▶ _Excerpted text_:
● ● ● ●

Tuesday, March 17, 2009

NtM - March 17, 2009

News That Matters
Brought to you by PlanPutnam.Org

“Putnam affords its residents beautiful views and nature opportunities. Streams, reservoirs and many lakes offer a quiet, undiscovered life. Putnam is a low key simple place to live. Cynthia and I could live anywhere in the world that we desire yet Putnam County is our home.” - Michael Gibbons, Grand Marshall, St. Patrick's Day Parade

Good Tuesday Morning,

It's Saint Patrick's Day. An estimated 2 million people are expected to attend the parade in NYC today with millions more watching on television and a live stream on the internet. I will pass on the green beer and rowdy crowds and go to work instead.

If you're like me you recently received a post card in the mail from Terminex promising that, for $30 a month they'll keep your house free of termites. Science Daily reports that gases used to perform this miracle stay in the air six to ten times longer than previously believed. Just a thought before you call.

Bank of America has repaid $400 million of its $45 billion taxpayer handout and they're so confident of their future that they're offering cash-back on purchases made of imported Chinese goods at Wal*Mart and Target. Maybe they're due for a name change. Maybe I'm wrong. Maybe, as a way of saying thanks to your grand children for bailing them out, they might offer cash back on goods and services made in America instead?

● ● ● ●

Page segmentation data
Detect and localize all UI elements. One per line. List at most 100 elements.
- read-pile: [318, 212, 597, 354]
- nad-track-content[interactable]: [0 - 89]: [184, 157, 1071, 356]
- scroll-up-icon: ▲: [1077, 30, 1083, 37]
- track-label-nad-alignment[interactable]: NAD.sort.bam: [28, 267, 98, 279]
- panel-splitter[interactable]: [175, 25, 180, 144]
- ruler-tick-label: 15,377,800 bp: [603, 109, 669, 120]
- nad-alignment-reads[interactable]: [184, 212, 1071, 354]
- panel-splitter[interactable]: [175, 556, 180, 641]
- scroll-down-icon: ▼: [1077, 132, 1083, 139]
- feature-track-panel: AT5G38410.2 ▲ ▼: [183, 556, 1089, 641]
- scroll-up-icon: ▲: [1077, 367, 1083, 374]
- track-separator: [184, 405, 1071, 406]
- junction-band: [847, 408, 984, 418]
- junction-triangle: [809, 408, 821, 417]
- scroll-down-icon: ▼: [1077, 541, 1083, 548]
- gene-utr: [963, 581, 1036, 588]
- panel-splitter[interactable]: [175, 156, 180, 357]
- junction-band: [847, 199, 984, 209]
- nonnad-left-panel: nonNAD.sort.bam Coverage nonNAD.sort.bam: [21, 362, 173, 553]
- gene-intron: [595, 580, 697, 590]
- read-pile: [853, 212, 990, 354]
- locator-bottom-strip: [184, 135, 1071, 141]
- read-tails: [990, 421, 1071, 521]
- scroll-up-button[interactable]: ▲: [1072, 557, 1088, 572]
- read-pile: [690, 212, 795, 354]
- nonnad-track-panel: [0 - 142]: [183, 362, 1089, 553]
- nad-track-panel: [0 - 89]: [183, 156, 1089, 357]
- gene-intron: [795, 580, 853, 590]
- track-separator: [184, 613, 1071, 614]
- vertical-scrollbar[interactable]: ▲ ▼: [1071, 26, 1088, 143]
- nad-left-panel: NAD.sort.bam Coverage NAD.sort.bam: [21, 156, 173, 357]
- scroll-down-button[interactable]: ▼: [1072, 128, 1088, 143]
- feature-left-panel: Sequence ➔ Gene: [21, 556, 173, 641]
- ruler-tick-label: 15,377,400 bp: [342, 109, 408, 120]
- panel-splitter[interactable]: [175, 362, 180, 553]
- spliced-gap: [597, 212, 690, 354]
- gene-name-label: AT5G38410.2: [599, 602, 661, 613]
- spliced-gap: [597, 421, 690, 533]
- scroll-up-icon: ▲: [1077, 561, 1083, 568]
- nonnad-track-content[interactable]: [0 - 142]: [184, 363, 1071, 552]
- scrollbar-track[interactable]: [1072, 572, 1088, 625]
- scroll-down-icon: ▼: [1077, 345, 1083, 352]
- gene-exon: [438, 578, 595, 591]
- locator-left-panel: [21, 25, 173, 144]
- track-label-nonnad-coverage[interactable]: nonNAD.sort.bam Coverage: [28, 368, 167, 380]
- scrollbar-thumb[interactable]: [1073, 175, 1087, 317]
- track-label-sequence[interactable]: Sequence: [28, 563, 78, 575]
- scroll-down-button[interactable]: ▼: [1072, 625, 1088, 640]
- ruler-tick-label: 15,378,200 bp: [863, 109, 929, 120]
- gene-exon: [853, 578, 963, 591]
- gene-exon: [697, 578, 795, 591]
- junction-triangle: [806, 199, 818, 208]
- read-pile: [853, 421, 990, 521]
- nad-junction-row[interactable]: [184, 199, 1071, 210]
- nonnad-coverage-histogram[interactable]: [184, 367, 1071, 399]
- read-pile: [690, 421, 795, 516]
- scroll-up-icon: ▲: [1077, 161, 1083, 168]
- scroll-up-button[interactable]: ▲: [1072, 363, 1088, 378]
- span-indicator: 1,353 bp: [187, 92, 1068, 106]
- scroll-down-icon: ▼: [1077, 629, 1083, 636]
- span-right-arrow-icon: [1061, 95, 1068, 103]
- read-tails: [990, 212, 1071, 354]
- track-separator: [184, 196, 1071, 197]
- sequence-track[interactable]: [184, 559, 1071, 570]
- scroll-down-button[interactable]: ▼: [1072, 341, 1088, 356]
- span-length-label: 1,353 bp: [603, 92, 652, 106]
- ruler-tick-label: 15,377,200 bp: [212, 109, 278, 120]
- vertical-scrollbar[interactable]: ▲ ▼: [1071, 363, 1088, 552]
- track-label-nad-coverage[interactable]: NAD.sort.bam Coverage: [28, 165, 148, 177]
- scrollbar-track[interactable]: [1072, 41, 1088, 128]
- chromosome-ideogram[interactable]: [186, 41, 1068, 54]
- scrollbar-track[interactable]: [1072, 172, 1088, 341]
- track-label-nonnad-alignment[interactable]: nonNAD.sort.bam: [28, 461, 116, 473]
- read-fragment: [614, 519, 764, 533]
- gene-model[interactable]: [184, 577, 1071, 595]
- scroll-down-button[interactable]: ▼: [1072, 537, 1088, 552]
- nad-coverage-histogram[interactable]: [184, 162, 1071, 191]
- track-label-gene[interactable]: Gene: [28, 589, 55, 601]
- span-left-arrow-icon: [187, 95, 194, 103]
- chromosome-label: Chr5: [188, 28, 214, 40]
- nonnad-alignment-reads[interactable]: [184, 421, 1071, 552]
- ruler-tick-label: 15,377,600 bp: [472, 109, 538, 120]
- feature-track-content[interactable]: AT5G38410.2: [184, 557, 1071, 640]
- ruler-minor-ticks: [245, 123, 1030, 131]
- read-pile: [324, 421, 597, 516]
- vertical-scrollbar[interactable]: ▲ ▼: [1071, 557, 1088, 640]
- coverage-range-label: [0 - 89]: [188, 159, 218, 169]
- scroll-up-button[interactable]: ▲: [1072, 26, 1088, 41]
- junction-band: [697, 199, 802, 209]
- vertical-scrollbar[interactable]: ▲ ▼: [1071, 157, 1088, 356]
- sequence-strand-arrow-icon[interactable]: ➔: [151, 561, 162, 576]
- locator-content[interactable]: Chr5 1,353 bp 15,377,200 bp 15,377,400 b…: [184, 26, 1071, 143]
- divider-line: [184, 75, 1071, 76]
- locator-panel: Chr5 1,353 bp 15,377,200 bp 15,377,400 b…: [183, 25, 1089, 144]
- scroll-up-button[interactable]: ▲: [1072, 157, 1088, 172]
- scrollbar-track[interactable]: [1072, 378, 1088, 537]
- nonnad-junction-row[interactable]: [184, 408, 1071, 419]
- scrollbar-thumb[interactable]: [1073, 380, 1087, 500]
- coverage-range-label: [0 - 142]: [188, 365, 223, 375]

● ● ● ●

▶ _Work task 1_:
In the newsletter, rewrite everything from "News That Matters" down to "to work instead.", putting "corned beef" in place of "green beer".
▶ _Work task 2_:
Sum up the newsletter in two sentences.
▶ _Work task 3_:
Carry the newsletter on from the point where it stops.

▶ _Task output 1_:
News That Matters
Brought to you by PlanPutnam.Org

“Putnam affords its residents beautiful views and nature opportunities. Streams, reservoirs and many lakes offer a quiet, undiscovered life. Putnam is a low key simple place to live. Cynthia and I could live anywhere in the world that we desire yet Putnam County is our home.” - Michael Gibbons, Grand Marshall, St. Patrick's Day Parade

Good Tuesday Morning,

It's Saint Patrick's Day. An estimated 2 million people are expected to attend the parade in NYC today with millions more watching on television and a live stream on the internet. I will pass on the corned beef and rowdy crowds and go to work instead.

▶ _Task output 2_:
The March 17, 2009 issue of News That Matters from PlanPutnam.Org marks Saint Patrick's Day and passes on a Science Daily report that the gases used to keep houses free of termites stay in the air six to ten times longer than previously believed. It also notes that Bank of America has repaid $400 million of its $45 billion taxpayer handout and is offering cash-back on imported Chinese goods at Wal*Mart and Target, and suggests it offer cash back on American-made goods and services instead.

▶ _Task output 3_:
Website Watch:

Hi-Wire brings us something fun to play with, the State and Congressional District Resource for Well-Being. In an unprecedented alliance for American health transformation, Gallup, Healthways and America's Health Insurance Plans (AHIP) are providing a new national pulse of individual and collective health and well-being, as well as solutions for a healthy America. According to the report, the 19th Congressional District scores a 67.2 overall. The happiest Congressional District is Anna Eshoo's in California's Silicon Valley with a 73.5 rating and the saddest is Hal Roger's coal mining district in Kentucky with a 56.2 rating. Overall, Massachusetts is the happiest state and Mississippi is the saddest.

And now, the News:

  1. Mahopac commuter lot angers residents
  2. Putnam exec vetoes vote to cap landfill
  3. In Staten Island, Harnessing the Wind
  4. America cheers as satirist delivers knockout blow to TV finance gurus
  5. Wall Street is feeling unloved
  6. Enthusiasm runs deep for Hudson's 400th anniversary
  7. Hudson River Panorama
  8. Traffic Exposure May Trigger Heart Attacks


Mahopac commuter lot angers residents

Barbara Livingston Nackman
The Journal News

MAHOPAC - Residents living near a soon-to-be 60-space commuter parking lot at Mt. Hope Road and Route 6 are seeing red rather than ecofriendly green.

They are upset with the county project, saying it is too large and proper notification was not given about the work that has taken down at least 100 trees.

It is part of a nearly $3.4 million effort to increase commuter parking spaces countywide from 116 to 379 spaces in five locations and improve regional air quality.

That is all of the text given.